**Work instructions**
Exactly as written, print each record in the listing.

───── Data excerpts

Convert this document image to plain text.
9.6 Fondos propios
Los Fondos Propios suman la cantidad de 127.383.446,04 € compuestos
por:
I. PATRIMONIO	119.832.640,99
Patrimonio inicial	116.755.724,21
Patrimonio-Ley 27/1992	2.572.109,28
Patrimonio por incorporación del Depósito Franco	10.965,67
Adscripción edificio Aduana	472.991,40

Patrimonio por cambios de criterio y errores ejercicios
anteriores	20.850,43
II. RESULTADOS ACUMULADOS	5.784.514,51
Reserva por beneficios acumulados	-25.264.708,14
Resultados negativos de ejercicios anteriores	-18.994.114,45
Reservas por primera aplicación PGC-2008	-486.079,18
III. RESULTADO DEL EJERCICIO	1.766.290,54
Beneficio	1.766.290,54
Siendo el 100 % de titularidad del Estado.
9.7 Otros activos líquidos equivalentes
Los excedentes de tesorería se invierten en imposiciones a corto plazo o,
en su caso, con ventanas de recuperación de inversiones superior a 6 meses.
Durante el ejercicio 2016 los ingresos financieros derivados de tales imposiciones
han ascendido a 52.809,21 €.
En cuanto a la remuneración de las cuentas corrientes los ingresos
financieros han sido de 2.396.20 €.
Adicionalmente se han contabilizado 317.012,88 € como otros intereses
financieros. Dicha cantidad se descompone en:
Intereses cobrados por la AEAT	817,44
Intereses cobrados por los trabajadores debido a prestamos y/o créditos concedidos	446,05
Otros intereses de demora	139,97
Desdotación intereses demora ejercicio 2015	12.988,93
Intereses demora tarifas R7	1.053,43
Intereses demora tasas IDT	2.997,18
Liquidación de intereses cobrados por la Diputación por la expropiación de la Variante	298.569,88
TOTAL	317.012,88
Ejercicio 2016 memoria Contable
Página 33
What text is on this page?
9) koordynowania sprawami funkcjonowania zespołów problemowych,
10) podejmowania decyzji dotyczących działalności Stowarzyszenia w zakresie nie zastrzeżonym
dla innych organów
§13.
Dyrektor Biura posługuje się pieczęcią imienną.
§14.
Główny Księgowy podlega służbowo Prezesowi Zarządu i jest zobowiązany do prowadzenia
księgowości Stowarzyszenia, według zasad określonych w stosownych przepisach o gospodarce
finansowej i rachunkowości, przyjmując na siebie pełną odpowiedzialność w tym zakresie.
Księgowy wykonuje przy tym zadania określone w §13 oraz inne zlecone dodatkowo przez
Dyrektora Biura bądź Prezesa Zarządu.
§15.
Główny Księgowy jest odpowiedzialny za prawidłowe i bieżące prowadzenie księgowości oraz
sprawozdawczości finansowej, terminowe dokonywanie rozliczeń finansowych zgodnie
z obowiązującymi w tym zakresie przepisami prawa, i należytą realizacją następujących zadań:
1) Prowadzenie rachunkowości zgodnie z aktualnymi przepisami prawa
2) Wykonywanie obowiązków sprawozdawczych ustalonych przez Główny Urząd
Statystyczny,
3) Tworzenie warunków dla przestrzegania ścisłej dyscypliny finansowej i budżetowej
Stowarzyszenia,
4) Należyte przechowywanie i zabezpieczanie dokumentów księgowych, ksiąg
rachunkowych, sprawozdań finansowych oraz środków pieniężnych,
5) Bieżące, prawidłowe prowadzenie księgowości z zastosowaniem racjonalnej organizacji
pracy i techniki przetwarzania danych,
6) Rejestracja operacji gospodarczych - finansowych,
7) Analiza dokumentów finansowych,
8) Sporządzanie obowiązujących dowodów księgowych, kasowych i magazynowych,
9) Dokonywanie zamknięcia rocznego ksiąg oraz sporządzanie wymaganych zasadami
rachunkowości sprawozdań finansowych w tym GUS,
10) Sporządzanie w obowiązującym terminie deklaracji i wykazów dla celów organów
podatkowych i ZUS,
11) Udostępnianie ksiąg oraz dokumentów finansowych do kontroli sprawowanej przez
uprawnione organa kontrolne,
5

──────────

**Answer in full**
Convert this document image to plain text.
9.6 Fondos propios
Los Fondos Propios suman la cantidad de 127.383.446,04 € compuestos
por:
I. PATRIMONIO	119.832.640,99
Patrimonio inicial	116.755.724,21
Patrimonio-Ley 27/1992	2.572.109,28
Patrimonio por incorporación del Depósito Franco	10.965,67
Adscripción edificio Aduana	472.991,40

Patrimonio por cambios de criterio y errores ejercicios
anteriores	20.850,43
II. RESULTADOS ACUMULADOS	5.784.514,51
Reserva por beneficios acumulados	-25.264.708,14
Resultados negativos de ejercicios anteriores	-18.994.114,45
Reservas por primera aplicación PGC-2008	-486.079,18
III. RESULTADO DEL EJERCICIO	1.766.290,54
Beneficio	1.766.290,54
Siendo el 100 % de titularidad del Estado.
9.7 Otros activos líquidos equivalentes
Los excedentes de tesorería se invierten en imposiciones a corto plazo o,
en su caso, con ventanas de recuperación de inversiones superior a 6 meses.
Durante el ejercicio 2016 los ingresos financieros derivados de tales imposiciones
han ascendido a 52.809,21 €.
En cuanto a la remuneración de las cuentas corrientes los ingresos
financieros han sido de 2.396.20 €.
Adicionalmente se han contabilizado 317.012,88 € como otros intereses
financieros. Dicha cantidad se descompone en:
Intereses cobrados por la AEAT	817,44
Intereses cobrados por los trabajadores debido a prestamos y/o créditos concedidos	446,05
Otros intereses de demora	139,97
Desdotación intereses demora ejercicio 2015	12.988,93
Intereses demora tarifas R7	1.053,43
Intereses demora tasas IDT	2.997,18
Liquidación de intereses cobrados por la Diputación por la expropiación de la Variante	298.569,88
TOTAL	317.012,88
Ejercicio 2016 memoria Contable
Página 33
What text is on this page?
9) koordynowania sprawami funkcjonowania zespołów problemowych,
10) podejmowania decyzji dotyczących działalności Stowarzyszenia w zakresie nie zastrzeżonym
dla innych organów
§13.
Dyrektor Biura posługuje się pieczęcią imienną.
§14.
Główny Księgowy podlega służbowo Prezesowi Zarządu i jest zobowiązany do prowadzenia
księgowości Stowarzyszenia, według zasad określonych w stosownych przepisach o gospodarce
finansowej i rachunkowości, przyjmując na siebie pełną odpowiedzialność w tym zakresie.
Księgowy wykonuje przy tym zadania określone w §13 oraz inne zlecone dodatkowo przez
Dyrektora Biura bądź Prezesa Zarządu.
§15.
Główny Księgowy jest odpowiedzialny za prawidłowe i bieżące prowadzenie księgowości oraz
sprawozdawczości finansowej, terminowe dokonywanie rozliczeń finansowych zgodnie
z obowiązującymi w tym zakresie przepisami prawa, i należytą realizacją następujących zadań:
1) Prowadzenie rachunkowości zgodnie z aktualnymi przepisami prawa
2) Wykonywanie obowiązków sprawozdawczych ustalonych przez Główny Urząd
Statystyczny,
3) Tworzenie warunków dla przestrzegania ścisłej dyscypliny finansowej i budżetowej
Stowarzyszenia,
4) Należyte przechowywanie i zabezpieczanie dokumentów księgowych, ksiąg
rachunkowych, sprawozdań finansowych oraz środków pieniężnych,
5) Bieżące, prawidłowe prowadzenie księgowości z zastosowaniem racjonalnej organizacji
pracy i techniki przetwarzania danych,
6) Rejestracja operacji gospodarczych - finansowych,
7) Analiza dokumentów finansowych,
8) Sporządzanie obowiązujących dowodów księgowych, kasowych i magazynowych,
9) Dokonywanie zamknięcia rocznego ksiąg oraz sporządzanie wymaganych zasadami
rachunkowości sprawozdań finansowych w tym GUS,
10) Sporządzanie w obowiązującym terminie deklaracji i wykazów dla celów organów
podatkowych i ZUS,
11) Udostępnianie ksiąg oraz dokumentów finansowych do kontroli sprawowanej przez
uprawnione organa kontrolne,
5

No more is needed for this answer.